## begin GIVEN ENTRIES

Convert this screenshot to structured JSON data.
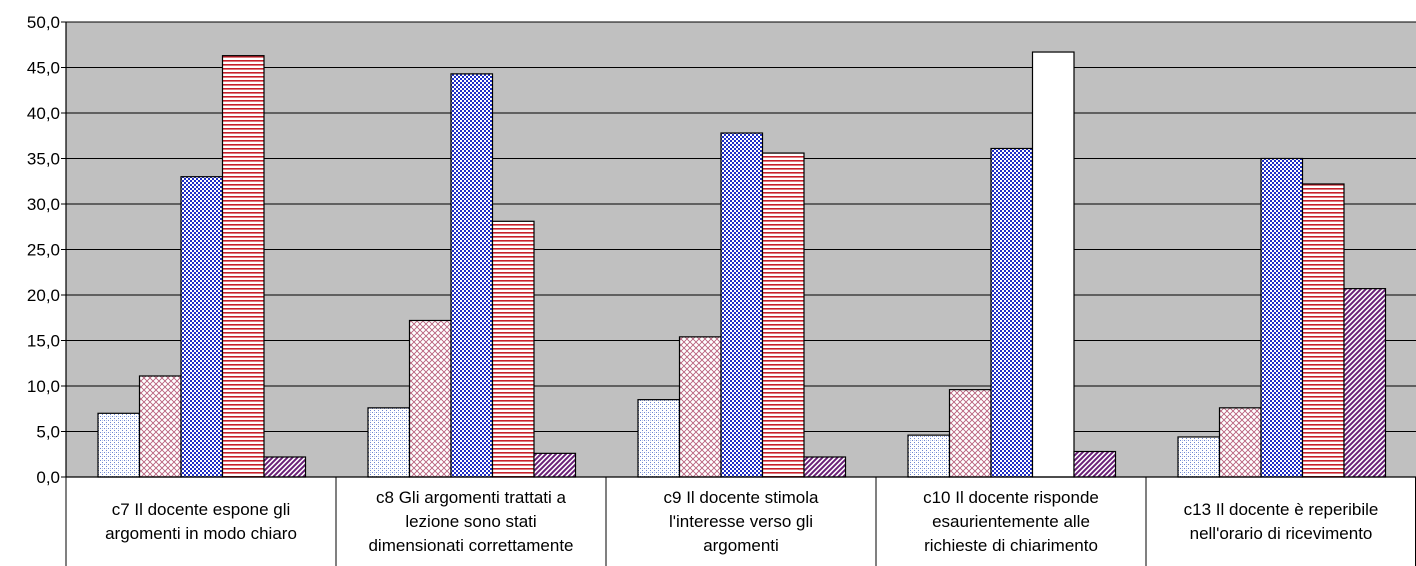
{
  "chart_data": {
    "type": "bar",
    "title": "",
    "xlabel": "",
    "ylabel": "",
    "ylim": [
      0,
      50
    ],
    "yticks": [
      "0,0",
      "5,0",
      "10,0",
      "15,0",
      "20,0",
      "25,0",
      "30,0",
      "35,0",
      "40,0",
      "45,0",
      "50,0"
    ],
    "grid": true,
    "legend": "none",
    "categories": [
      [
        "c7 Il docente espone gli",
        "argomenti in modo chiaro"
      ],
      [
        "c8 Gli argomenti trattati a",
        "lezione sono stati",
        "dimensionati correttamente"
      ],
      [
        "c9 Il docente stimola",
        "l'interesse verso gli",
        "argomenti"
      ],
      [
        "c10 Il docente risponde",
        "esaurientemente alle",
        "richieste di chiarimento"
      ],
      [
        "c13 Il docente è reperibile",
        "nell'orario di ricevimento"
      ]
    ],
    "series": [
      {
        "values": [
          7.0,
          7.6,
          8.5,
          4.6,
          4.4
        ],
        "color": "#9db0e0",
        "pattern": "dots"
      },
      {
        "values": [
          11.1,
          17.2,
          15.4,
          9.6,
          7.6
        ],
        "color": "#c06080",
        "pattern": "crosshatch"
      },
      {
        "values": [
          33.0,
          44.3,
          37.8,
          36.1,
          35.0
        ],
        "color": "#1f2fc8",
        "pattern": "checker"
      },
      {
        "values": [
          46.3,
          28.1,
          35.6,
          46.7,
          32.2
        ],
        "color": "#c8202a",
        "pattern": "horizontal"
      },
      {
        "values": [
          2.2,
          2.6,
          2.2,
          2.8,
          20.7
        ],
        "color": "#6a1f78",
        "pattern": "diagonal"
      }
    ],
    "missing": [
      [
        3,
        3
      ]
    ]
  },
  "colors": {
    "plot_background": "#c0c0c0",
    "gridline": "#000000",
    "axis": "#000000"
  }
}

## end GIVEN ENTRIES

▶ _WRITTEN PROBLEM_:
Transcribe the full listing character for character. Pictures are excluded.

▶ _OUTPUT BELOW_:
Convert this screenshot to structured JSON data.
{
  "chart_data": {
    "type": "bar",
    "title": "",
    "xlabel": "",
    "ylabel": "",
    "ylim": [
      0,
      50
    ],
    "yticks": [
      "0,0",
      "5,0",
      "10,0",
      "15,0",
      "20,0",
      "25,0",
      "30,0",
      "35,0",
      "40,0",
      "45,0",
      "50,0"
    ],
    "grid": true,
    "legend": "none",
    "categories": [
      [
        "c7 Il docente espone gli",
        "argomenti in modo chiaro"
      ],
      [
        "c8 Gli argomenti trattati a",
        "lezione sono stati",
        "dimensionati correttamente"
      ],
      [
        "c9 Il docente stimola",
        "l'interesse verso gli",
        "argomenti"
      ],
      [
        "c10 Il docente risponde",
        "esaurientemente alle",
        "richieste di chiarimento"
      ],
      [
        "c13 Il docente è reperibile",
        "nell'orario di ricevimento"
      ]
    ],
    "series": [
      {
        "values": [
          7.0,
          7.6,
          8.5,
          4.6,
          4.4
        ],
        "color": "#9db0e0",
        "pattern": "dots"
      },
      {
        "values": [
          11.1,
          17.2,
          15.4,
          9.6,
          7.6
        ],
        "color": "#c06080",
        "pattern": "crosshatch"
      },
      {
        "values": [
          33.0,
          44.3,
          37.8,
          36.1,
          35.0
        ],
        "color": "#1f2fc8",
        "pattern": "checker"
      },
      {
        "values": [
          46.3,
          28.1,
          35.6,
          46.7,
          32.2
        ],
        "color": "#c8202a",
        "pattern": "horizontal"
      },
      {
        "values": [
          2.2,
          2.6,
          2.2,
          2.8,
          20.7
        ],
        "color": "#6a1f78",
        "pattern": "diagonal"
      }
    ],
    "missing": [
      [
        3,
        3
      ]
    ]
  },
  "colors": {
    "plot_background": "#c0c0c0",
    "gridline": "#000000",
    "axis": "#000000"
  }
}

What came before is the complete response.